DIRECTIONS: Set down each line of the data below exactly as it stands, dropping the pictures.

# START OF MATERIAL FOR THIS EXERCISE

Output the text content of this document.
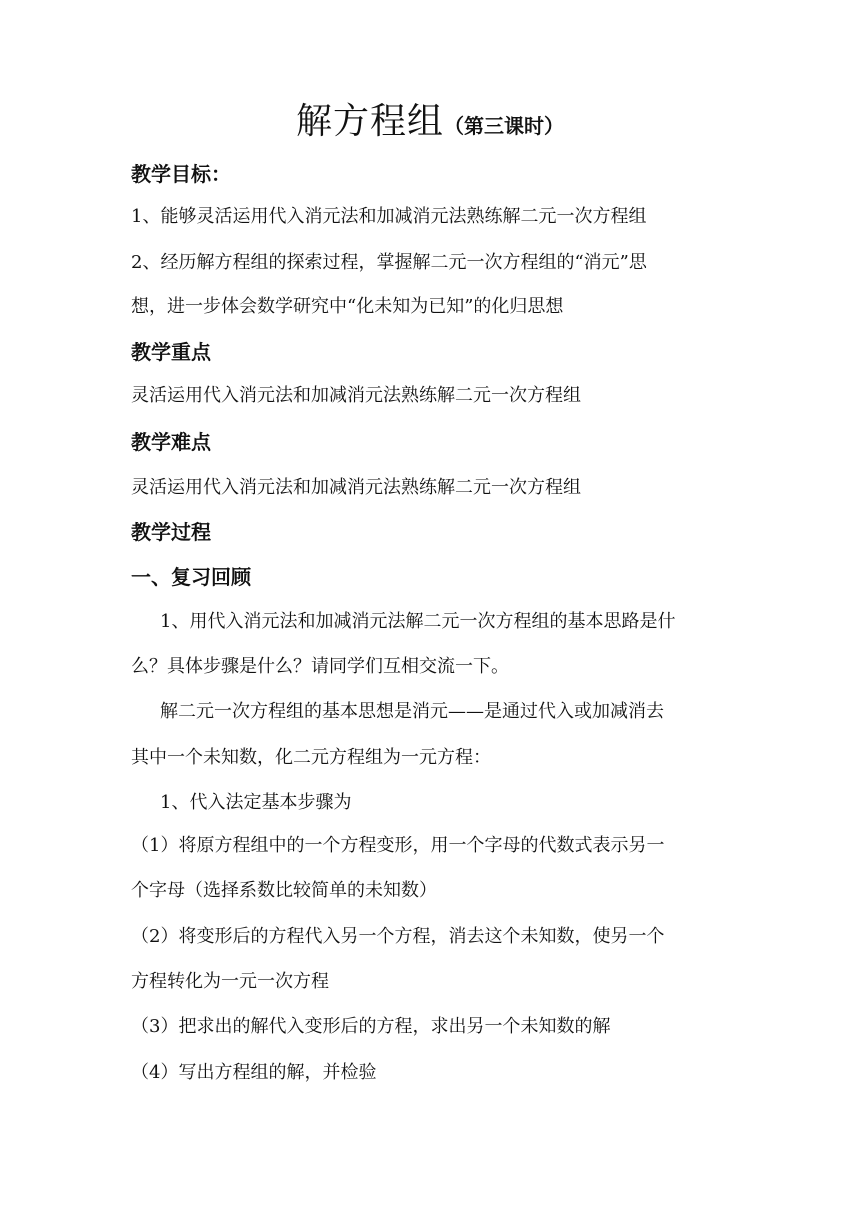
解方程组（第三课时）
教学目标：
1、能够灵活运用代入消元法和加减消元法熟练解二元一次方程组
2、经历解方程组的探索过程，掌握解二元一次方程组的“消元”思
想，进一步体会数学研究中“化未知为已知”的化归思想
教学重点
灵活运用代入消元法和加减消元法熟练解二元一次方程组
教学难点
灵活运用代入消元法和加减消元法熟练解二元一次方程组
教学过程
一、复习回顾
1、用代入消元法和加减消元法解二元一次方程组的基本思路是什
么？具体步骤是什么？请同学们互相交流一下。
解二元一次方程组的基本思想是消元——是通过代入或加减消去
其中一个未知数，化二元方程组为一元方程：
1、代入法定基本步骤为
（1）将原方程组中的一个方程变形，用一个字母的代数式表示另一
个字母（选择系数比较简单的未知数）
（2）将变形后的方程代入另一个方程，消去这个未知数，使另一个
方程转化为一元一次方程
（3）把求出的解代入变形后的方程，求出另一个未知数的解
（4）写出方程组的解，并检验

# END OF MATERIAL FOR THIS EXERCISE

RESPONSE TO THE EXERCISE:
Output the text content of this document.
解方程组（第三课时）
教学目标：
1、能够灵活运用代入消元法和加减消元法熟练解二元一次方程组
2、经历解方程组的探索过程，掌握解二元一次方程组的“消元”思
想，进一步体会数学研究中“化未知为已知”的化归思想
教学重点
灵活运用代入消元法和加减消元法熟练解二元一次方程组
教学难点
灵活运用代入消元法和加减消元法熟练解二元一次方程组
教学过程
一、复习回顾
1、用代入消元法和加减消元法解二元一次方程组的基本思路是什
么？具体步骤是什么？请同学们互相交流一下。
解二元一次方程组的基本思想是消元——是通过代入或加减消去
其中一个未知数，化二元方程组为一元方程：
1、代入法定基本步骤为
（1）将原方程组中的一个方程变形，用一个字母的代数式表示另一
个字母（选择系数比较简单的未知数）
（2）将变形后的方程代入另一个方程，消去这个未知数，使另一个
方程转化为一元一次方程
（3）把求出的解代入变形后的方程，求出另一个未知数的解
（4）写出方程组的解，并检验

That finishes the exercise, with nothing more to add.